### PROBLEM STATEMENT
Print each line exactly as it is given.

### RECORDS
----

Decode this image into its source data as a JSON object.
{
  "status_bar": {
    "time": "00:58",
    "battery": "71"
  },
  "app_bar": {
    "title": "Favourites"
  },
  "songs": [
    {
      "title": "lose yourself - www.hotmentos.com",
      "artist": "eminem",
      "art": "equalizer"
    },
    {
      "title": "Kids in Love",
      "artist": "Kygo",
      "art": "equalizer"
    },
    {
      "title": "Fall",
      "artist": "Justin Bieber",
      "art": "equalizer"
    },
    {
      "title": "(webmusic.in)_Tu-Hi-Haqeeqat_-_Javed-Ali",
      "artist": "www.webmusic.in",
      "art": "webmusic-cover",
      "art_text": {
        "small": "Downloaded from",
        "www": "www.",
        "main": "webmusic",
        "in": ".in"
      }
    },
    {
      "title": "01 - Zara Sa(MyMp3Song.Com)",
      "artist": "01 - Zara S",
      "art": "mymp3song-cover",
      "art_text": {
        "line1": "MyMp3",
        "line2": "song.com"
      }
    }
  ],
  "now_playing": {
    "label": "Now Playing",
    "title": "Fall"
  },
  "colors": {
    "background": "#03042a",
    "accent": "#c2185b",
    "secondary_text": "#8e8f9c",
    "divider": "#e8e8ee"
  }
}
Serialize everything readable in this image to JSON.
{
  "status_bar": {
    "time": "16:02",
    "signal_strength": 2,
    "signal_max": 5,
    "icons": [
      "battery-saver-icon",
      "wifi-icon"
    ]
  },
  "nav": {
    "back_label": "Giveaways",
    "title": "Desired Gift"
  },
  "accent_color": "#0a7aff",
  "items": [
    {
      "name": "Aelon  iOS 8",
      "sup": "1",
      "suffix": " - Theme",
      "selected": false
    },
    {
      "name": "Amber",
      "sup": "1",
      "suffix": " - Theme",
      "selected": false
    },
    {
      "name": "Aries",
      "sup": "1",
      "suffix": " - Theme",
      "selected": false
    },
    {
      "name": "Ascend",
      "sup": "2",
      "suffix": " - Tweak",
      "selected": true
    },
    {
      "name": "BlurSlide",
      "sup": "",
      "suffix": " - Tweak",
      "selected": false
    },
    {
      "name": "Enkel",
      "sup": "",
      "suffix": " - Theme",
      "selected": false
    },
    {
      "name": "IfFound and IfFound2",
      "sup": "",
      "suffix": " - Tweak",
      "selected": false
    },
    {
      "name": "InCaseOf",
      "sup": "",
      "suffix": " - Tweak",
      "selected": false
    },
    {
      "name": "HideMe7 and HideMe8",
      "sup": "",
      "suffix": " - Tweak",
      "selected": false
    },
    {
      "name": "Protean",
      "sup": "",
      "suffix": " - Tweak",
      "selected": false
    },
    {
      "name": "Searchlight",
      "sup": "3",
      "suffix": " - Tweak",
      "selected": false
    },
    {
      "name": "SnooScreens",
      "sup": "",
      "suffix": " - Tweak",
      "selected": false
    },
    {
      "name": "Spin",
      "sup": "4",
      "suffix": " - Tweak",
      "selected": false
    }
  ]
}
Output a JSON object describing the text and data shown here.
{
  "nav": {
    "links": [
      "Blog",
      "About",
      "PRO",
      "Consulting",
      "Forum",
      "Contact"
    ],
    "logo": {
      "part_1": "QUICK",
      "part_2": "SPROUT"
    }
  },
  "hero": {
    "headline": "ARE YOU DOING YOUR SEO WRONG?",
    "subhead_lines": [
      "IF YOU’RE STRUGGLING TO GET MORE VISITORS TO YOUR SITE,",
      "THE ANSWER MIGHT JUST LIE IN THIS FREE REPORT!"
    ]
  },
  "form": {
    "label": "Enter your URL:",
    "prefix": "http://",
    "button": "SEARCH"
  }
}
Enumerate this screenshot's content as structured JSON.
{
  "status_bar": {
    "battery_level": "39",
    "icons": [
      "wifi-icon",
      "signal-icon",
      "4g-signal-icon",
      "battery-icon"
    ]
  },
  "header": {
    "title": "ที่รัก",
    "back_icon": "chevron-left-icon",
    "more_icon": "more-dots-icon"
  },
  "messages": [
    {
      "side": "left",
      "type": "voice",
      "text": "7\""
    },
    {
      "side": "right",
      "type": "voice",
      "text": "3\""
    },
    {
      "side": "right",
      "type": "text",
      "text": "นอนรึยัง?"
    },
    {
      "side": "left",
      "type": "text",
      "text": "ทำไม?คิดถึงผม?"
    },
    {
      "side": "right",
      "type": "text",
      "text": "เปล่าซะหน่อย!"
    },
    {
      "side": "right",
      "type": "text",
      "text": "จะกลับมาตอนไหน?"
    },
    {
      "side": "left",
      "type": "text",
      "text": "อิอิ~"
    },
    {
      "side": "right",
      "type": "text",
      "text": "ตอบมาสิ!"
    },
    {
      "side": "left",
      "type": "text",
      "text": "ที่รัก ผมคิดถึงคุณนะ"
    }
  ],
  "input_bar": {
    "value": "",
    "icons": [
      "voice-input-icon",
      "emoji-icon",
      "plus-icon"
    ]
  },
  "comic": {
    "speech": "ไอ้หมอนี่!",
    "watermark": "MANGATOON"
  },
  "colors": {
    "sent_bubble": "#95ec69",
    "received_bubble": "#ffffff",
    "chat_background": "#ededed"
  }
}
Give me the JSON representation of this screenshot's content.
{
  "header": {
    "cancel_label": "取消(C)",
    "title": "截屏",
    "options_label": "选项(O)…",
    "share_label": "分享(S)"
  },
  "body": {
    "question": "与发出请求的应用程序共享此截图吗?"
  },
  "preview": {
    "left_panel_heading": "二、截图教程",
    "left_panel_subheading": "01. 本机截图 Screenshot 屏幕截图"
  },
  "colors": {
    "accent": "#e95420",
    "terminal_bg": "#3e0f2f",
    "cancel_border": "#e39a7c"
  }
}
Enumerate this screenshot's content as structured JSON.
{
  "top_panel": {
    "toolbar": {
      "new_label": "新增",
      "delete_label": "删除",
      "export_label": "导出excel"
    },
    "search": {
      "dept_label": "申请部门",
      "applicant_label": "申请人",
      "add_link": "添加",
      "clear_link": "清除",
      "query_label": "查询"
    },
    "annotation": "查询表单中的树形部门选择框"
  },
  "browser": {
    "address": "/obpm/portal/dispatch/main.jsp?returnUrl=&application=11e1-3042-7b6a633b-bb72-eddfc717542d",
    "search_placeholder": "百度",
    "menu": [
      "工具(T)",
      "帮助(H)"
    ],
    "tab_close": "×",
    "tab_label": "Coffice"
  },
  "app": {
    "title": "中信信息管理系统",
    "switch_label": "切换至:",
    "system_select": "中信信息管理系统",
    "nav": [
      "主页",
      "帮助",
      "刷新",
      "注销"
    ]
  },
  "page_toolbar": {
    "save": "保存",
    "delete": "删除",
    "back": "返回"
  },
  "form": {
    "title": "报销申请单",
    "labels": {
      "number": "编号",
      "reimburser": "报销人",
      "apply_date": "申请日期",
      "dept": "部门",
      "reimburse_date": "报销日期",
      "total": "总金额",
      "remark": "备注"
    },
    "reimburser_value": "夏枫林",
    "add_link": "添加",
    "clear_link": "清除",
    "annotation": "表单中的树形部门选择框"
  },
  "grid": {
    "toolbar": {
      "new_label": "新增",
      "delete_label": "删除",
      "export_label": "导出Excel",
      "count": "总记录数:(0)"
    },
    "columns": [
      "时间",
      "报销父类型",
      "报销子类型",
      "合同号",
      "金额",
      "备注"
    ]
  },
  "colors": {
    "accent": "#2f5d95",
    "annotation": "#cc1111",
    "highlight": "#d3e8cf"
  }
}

----

### ANSWER FOR THE TASK
Decode this image into its source data as a JSON object.
{
  "status_bar": {
    "time": "00:58",
    "battery": "71"
  },
  "app_bar": {
    "title": "Favourites"
  },
  "songs": [
    {
      "title": "lose yourself - www.hotmentos.com",
      "artist": "eminem",
      "art": "equalizer"
    },
    {
      "title": "Kids in Love",
      "artist": "Kygo",
      "art": "equalizer"
    },
    {
      "title": "Fall",
      "artist": "Justin Bieber",
      "art": "equalizer"
    },
    {
      "title": "(webmusic.in)_Tu-Hi-Haqeeqat_-_Javed-Ali",
      "artist": "www.webmusic.in",
      "art": "webmusic-cover",
      "art_text": {
        "small": "Downloaded from",
        "www": "www.",
        "main": "webmusic",
        "in": ".in"
      }
    },
    {
      "title": "01 - Zara Sa(MyMp3Song.Com)",
      "artist": "01 - Zara S",
      "art": "mymp3song-cover",
      "art_text": {
        "line1": "MyMp3",
        "line2": "song.com"
      }
    }
  ],
  "now_playing": {
    "label": "Now Playing",
    "title": "Fall"
  },
  "colors": {
    "background": "#03042a",
    "accent": "#c2185b",
    "secondary_text": "#8e8f9c",
    "divider": "#e8e8ee"
  }
}
Serialize everything readable in this image to JSON.
{
  "status_bar": {
    "time": "16:02",
    "signal_strength": 2,
    "signal_max": 5,
    "icons": [
      "battery-saver-icon",
      "wifi-icon"
    ]
  },
  "nav": {
    "back_label": "Giveaways",
    "title": "Desired Gift"
  },
  "accent_color": "#0a7aff",
  "items": [
    {
      "name": "Aelon  iOS 8",
      "sup": "1",
      "suffix": " - Theme",
      "selected": false
    },
    {
      "name": "Amber",
      "sup": "1",
      "suffix": " - Theme",
      "selected": false
    },
    {
      "name": "Aries",
      "sup": "1",
      "suffix": " - Theme",
      "selected": false
    },
    {
      "name": "Ascend",
      "sup": "2",
      "suffix": " - Tweak",
      "selected": true
    },
    {
      "name": "BlurSlide",
      "sup": "",
      "suffix": " - Tweak",
      "selected": false
    },
    {
      "name": "Enkel",
      "sup": "",
      "suffix": " - Theme",
      "selected": false
    },
    {
      "name": "IfFound and IfFound2",
      "sup": "",
      "suffix": " - Tweak",
      "selected": false
    },
    {
      "name": "InCaseOf",
      "sup": "",
      "suffix": " - Tweak",
      "selected": false
    },
    {
      "name": "HideMe7 and HideMe8",
      "sup": "",
      "suffix": " - Tweak",
      "selected": false
    },
    {
      "name": "Protean",
      "sup": "",
      "suffix": " - Tweak",
      "selected": false
    },
    {
      "name": "Searchlight",
      "sup": "3",
      "suffix": " - Tweak",
      "selected": false
    },
    {
      "name": "SnooScreens",
      "sup": "",
      "suffix": " - Tweak",
      "selected": false
    },
    {
      "name": "Spin",
      "sup": "4",
      "suffix": " - Tweak",
      "selected": false
    }
  ]
}
Output a JSON object describing the text and data shown here.
{
  "nav": {
    "links": [
      "Blog",
      "About",
      "PRO",
      "Consulting",
      "Forum",
      "Contact"
    ],
    "logo": {
      "part_1": "QUICK",
      "part_2": "SPROUT"
    }
  },
  "hero": {
    "headline": "ARE YOU DOING YOUR SEO WRONG?",
    "subhead_lines": [
      "IF YOU’RE STRUGGLING TO GET MORE VISITORS TO YOUR SITE,",
      "THE ANSWER MIGHT JUST LIE IN THIS FREE REPORT!"
    ]
  },
  "form": {
    "label": "Enter your URL:",
    "prefix": "http://",
    "button": "SEARCH"
  }
}
Enumerate this screenshot's content as structured JSON.
{
  "status_bar": {
    "battery_level": "39",
    "icons": [
      "wifi-icon",
      "signal-icon",
      "4g-signal-icon",
      "battery-icon"
    ]
  },
  "header": {
    "title": "ที่รัก",
    "back_icon": "chevron-left-icon",
    "more_icon": "more-dots-icon"
  },
  "messages": [
    {
      "side": "left",
      "type": "voice",
      "text": "7\""
    },
    {
      "side": "right",
      "type": "voice",
      "text": "3\""
    },
    {
      "side": "right",
      "type": "text",
      "text": "นอนรึยัง?"
    },
    {
      "side": "left",
      "type": "text",
      "text": "ทำไม?คิดถึงผม?"
    },
    {
      "side": "right",
      "type": "text",
      "text": "เปล่าซะหน่อย!"
    },
    {
      "side": "right",
      "type": "text",
      "text": "จะกลับมาตอนไหน?"
    },
    {
      "side": "left",
      "type": "text",
      "text": "อิอิ~"
    },
    {
      "side": "right",
      "type": "text",
      "text": "ตอบมาสิ!"
    },
    {
      "side": "left",
      "type": "text",
      "text": "ที่รัก ผมคิดถึงคุณนะ"
    }
  ],
  "input_bar": {
    "value": "",
    "icons": [
      "voice-input-icon",
      "emoji-icon",
      "plus-icon"
    ]
  },
  "comic": {
    "speech": "ไอ้หมอนี่!",
    "watermark": "MANGATOON"
  },
  "colors": {
    "sent_bubble": "#95ec69",
    "received_bubble": "#ffffff",
    "chat_background": "#ededed"
  }
}
Give me the JSON representation of this screenshot's content.
{
  "header": {
    "cancel_label": "取消(C)",
    "title": "截屏",
    "options_label": "选项(O)…",
    "share_label": "分享(S)"
  },
  "body": {
    "question": "与发出请求的应用程序共享此截图吗?"
  },
  "preview": {
    "left_panel_heading": "二、截图教程",
    "left_panel_subheading": "01. 本机截图 Screenshot 屏幕截图"
  },
  "colors": {
    "accent": "#e95420",
    "terminal_bg": "#3e0f2f",
    "cancel_border": "#e39a7c"
  }
}
Enumerate this screenshot's content as structured JSON.
{
  "top_panel": {
    "toolbar": {
      "new_label": "新增",
      "delete_label": "删除",
      "export_label": "导出excel"
    },
    "search": {
      "dept_label": "申请部门",
      "applicant_label": "申请人",
      "add_link": "添加",
      "clear_link": "清除",
      "query_label": "查询"
    },
    "annotation": "查询表单中的树形部门选择框"
  },
  "browser": {
    "address": "/obpm/portal/dispatch/main.jsp?returnUrl=&application=11e1-3042-7b6a633b-bb72-eddfc717542d",
    "search_placeholder": "百度",
    "menu": [
      "工具(T)",
      "帮助(H)"
    ],
    "tab_close": "×",
    "tab_label": "Coffice"
  },
  "app": {
    "title": "中信信息管理系统",
    "switch_label": "切换至:",
    "system_select": "中信信息管理系统",
    "nav": [
      "主页",
      "帮助",
      "刷新",
      "注销"
    ]
  },
  "page_toolbar": {
    "save": "保存",
    "delete": "删除",
    "back": "返回"
  },
  "form": {
    "title": "报销申请单",
    "labels": {
      "number": "编号",
      "reimburser": "报销人",
      "apply_date": "申请日期",
      "dept": "部门",
      "reimburse_date": "报销日期",
      "total": "总金额",
      "remark": "备注"
    },
    "reimburser_value": "夏枫林",
    "add_link": "添加",
    "clear_link": "清除",
    "annotation": "表单中的树形部门选择框"
  },
  "grid": {
    "toolbar": {
      "new_label": "新增",
      "delete_label": "删除",
      "export_label": "导出Excel",
      "count": "总记录数:(0)"
    },
    "columns": [
      "时间",
      "报销父类型",
      "报销子类型",
      "合同号",
      "金额",
      "备注"
    ]
  },
  "colors": {
    "accent": "#2f5d95",
    "annotation": "#cc1111",
    "highlight": "#d3e8cf"
  }
}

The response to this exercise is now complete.